▶ _Set task_: Return the count of lines that mention "assistance", with no other words.

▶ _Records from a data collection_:
· · ·

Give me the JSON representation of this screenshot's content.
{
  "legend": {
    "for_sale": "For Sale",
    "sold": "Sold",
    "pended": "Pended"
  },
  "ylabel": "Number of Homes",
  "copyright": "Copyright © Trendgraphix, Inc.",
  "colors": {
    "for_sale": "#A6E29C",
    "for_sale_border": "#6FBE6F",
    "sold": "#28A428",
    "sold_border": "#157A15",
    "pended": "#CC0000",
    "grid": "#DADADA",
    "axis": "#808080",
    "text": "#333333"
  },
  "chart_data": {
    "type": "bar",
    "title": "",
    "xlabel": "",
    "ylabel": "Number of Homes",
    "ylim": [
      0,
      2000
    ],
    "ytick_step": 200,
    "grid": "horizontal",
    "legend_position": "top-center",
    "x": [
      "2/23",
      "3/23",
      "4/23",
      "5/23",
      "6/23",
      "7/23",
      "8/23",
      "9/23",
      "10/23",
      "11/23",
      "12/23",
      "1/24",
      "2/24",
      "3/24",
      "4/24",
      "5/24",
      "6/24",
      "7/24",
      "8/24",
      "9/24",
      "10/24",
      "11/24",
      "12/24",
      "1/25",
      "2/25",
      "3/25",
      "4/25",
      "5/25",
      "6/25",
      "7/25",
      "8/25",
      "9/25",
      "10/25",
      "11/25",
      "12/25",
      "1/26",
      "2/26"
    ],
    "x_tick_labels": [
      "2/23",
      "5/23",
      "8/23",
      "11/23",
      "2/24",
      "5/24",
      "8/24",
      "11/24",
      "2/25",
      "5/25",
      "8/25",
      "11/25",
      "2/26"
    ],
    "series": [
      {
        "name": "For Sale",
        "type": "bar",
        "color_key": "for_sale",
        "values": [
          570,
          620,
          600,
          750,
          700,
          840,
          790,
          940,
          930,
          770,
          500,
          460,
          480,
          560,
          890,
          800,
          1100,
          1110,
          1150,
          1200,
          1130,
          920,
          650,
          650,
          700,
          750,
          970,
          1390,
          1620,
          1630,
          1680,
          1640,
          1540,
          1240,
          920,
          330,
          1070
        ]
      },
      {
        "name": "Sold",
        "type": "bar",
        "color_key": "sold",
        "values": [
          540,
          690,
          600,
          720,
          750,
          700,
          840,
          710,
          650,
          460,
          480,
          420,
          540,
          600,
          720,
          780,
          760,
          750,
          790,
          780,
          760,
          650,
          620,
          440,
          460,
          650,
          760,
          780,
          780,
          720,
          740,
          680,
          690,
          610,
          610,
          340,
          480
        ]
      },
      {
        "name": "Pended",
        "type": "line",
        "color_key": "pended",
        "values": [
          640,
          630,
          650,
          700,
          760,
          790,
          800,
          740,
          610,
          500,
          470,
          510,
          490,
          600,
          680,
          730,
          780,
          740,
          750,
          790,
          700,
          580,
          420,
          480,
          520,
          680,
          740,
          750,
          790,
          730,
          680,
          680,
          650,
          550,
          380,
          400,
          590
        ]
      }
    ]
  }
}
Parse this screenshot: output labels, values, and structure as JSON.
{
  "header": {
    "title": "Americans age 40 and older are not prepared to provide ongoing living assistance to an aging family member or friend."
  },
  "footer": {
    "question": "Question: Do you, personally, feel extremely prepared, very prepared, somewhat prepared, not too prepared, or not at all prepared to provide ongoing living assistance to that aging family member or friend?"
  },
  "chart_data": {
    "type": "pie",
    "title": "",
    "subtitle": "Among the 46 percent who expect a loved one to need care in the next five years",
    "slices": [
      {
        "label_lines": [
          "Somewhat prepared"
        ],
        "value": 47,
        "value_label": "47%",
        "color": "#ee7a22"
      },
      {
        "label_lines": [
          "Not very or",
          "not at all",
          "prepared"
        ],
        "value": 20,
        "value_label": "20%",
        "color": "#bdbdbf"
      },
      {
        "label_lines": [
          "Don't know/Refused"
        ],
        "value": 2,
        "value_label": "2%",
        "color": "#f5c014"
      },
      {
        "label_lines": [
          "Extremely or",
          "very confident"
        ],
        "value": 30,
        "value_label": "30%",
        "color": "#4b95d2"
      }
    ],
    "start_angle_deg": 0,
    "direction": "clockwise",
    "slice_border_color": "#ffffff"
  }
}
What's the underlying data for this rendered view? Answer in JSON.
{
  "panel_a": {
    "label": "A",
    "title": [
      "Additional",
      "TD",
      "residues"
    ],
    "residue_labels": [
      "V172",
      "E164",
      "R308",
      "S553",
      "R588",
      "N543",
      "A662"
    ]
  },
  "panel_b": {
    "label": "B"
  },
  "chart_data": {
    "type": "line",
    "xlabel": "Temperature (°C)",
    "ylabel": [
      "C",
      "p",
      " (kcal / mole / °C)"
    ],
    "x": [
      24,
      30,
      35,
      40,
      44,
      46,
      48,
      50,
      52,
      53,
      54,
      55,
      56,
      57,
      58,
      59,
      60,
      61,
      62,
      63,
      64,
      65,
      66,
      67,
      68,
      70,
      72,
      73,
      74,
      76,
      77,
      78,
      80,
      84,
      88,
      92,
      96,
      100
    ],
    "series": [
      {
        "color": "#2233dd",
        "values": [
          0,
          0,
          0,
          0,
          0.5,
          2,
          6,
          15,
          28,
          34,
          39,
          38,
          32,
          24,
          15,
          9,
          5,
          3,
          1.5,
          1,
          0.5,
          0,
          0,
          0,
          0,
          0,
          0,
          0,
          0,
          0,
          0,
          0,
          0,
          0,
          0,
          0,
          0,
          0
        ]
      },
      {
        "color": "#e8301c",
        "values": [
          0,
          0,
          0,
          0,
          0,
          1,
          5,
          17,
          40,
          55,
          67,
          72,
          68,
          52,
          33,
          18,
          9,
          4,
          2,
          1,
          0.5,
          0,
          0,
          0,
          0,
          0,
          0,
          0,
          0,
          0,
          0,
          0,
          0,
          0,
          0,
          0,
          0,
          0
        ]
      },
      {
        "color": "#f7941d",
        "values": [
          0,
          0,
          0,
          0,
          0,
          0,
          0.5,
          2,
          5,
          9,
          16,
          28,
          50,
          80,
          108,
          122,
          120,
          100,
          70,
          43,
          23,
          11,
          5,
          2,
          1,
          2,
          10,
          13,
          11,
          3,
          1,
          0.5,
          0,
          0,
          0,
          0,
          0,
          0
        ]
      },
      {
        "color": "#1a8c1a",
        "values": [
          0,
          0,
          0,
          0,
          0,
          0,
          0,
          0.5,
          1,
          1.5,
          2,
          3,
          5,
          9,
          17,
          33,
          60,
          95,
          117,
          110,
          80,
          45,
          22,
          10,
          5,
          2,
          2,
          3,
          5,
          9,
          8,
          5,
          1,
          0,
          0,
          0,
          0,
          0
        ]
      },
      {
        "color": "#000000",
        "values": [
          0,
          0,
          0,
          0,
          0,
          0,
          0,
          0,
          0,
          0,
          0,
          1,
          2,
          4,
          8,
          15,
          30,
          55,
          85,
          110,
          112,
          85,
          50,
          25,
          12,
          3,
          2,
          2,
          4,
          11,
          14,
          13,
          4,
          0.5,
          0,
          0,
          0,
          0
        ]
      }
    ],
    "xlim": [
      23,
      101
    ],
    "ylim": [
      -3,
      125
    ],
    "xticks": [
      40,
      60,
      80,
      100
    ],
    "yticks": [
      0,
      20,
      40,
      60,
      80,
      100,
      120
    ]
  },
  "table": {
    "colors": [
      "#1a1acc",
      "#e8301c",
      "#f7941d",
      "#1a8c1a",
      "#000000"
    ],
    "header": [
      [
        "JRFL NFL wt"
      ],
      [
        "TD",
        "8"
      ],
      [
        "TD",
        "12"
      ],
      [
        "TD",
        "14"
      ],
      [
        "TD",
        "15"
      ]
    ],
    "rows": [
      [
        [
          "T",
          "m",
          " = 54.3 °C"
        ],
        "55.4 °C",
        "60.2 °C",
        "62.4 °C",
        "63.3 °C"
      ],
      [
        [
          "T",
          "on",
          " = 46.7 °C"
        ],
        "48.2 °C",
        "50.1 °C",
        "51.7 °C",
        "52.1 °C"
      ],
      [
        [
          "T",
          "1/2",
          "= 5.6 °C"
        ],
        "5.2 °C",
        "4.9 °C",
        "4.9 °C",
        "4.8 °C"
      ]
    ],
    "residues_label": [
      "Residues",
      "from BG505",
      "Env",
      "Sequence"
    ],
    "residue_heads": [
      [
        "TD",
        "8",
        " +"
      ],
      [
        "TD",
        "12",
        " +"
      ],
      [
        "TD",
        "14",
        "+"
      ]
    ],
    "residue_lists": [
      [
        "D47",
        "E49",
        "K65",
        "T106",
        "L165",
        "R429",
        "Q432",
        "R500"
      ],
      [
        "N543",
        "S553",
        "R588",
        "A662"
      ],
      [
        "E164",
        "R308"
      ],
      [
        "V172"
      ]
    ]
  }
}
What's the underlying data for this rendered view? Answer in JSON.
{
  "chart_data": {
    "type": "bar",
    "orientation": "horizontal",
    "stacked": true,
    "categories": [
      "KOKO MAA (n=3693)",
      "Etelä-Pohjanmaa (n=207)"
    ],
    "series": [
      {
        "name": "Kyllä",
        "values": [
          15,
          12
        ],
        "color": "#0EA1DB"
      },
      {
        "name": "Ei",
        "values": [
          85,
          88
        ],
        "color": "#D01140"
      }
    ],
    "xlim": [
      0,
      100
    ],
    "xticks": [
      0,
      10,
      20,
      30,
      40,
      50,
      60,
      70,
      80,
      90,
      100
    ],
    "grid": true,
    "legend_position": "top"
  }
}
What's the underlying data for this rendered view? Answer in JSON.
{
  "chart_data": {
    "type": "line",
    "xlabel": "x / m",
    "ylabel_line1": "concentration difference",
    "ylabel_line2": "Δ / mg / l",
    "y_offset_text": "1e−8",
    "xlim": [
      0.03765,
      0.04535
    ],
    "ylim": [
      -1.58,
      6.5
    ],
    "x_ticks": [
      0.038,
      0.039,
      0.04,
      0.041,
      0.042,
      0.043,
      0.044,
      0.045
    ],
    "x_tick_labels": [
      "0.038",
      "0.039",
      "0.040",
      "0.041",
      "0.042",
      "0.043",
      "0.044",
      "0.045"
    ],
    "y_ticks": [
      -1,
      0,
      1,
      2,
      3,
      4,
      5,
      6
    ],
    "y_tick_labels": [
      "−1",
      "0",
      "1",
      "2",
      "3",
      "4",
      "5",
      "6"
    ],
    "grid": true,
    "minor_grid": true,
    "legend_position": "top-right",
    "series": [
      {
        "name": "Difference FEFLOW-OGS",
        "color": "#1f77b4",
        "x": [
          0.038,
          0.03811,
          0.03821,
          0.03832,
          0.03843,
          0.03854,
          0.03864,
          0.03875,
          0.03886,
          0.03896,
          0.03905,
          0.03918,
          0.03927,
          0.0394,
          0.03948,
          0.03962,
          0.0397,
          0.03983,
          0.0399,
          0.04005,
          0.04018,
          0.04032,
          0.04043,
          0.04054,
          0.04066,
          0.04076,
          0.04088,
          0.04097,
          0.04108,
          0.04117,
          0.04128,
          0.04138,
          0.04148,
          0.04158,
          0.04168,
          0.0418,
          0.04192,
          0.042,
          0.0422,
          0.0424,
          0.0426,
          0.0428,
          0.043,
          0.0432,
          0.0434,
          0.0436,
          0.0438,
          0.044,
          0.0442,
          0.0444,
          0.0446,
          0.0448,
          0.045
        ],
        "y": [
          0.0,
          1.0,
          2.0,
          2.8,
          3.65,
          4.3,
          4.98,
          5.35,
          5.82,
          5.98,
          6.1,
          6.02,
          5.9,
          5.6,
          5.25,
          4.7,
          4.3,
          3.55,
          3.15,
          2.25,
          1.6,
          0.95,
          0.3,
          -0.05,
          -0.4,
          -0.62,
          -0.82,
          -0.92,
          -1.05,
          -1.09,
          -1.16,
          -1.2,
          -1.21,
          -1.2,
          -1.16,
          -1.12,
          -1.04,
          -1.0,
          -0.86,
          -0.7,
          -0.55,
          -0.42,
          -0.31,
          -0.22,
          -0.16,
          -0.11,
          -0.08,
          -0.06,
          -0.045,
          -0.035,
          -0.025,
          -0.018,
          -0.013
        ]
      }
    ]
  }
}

· · ·

▶ _Answer to the exercise_: 2